→ **Aim of the task**
Scan the records below for the word "fonction" and give only the number of lines that hold it.

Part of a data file
·····
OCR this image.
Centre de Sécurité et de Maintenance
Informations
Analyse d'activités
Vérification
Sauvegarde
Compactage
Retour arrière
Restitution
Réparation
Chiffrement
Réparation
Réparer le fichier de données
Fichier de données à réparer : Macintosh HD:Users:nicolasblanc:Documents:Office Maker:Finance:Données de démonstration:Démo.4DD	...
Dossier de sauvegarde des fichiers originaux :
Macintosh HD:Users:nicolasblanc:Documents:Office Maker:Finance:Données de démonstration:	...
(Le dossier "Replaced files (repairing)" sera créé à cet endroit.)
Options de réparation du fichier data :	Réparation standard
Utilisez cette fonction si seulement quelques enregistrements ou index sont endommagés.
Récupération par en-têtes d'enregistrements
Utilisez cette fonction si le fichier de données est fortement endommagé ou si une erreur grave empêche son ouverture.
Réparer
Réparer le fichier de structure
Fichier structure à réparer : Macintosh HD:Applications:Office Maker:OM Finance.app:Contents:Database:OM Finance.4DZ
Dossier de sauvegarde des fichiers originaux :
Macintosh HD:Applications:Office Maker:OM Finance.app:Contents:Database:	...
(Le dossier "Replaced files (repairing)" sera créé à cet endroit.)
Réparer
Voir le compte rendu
·····
→ **Reply to the task**
2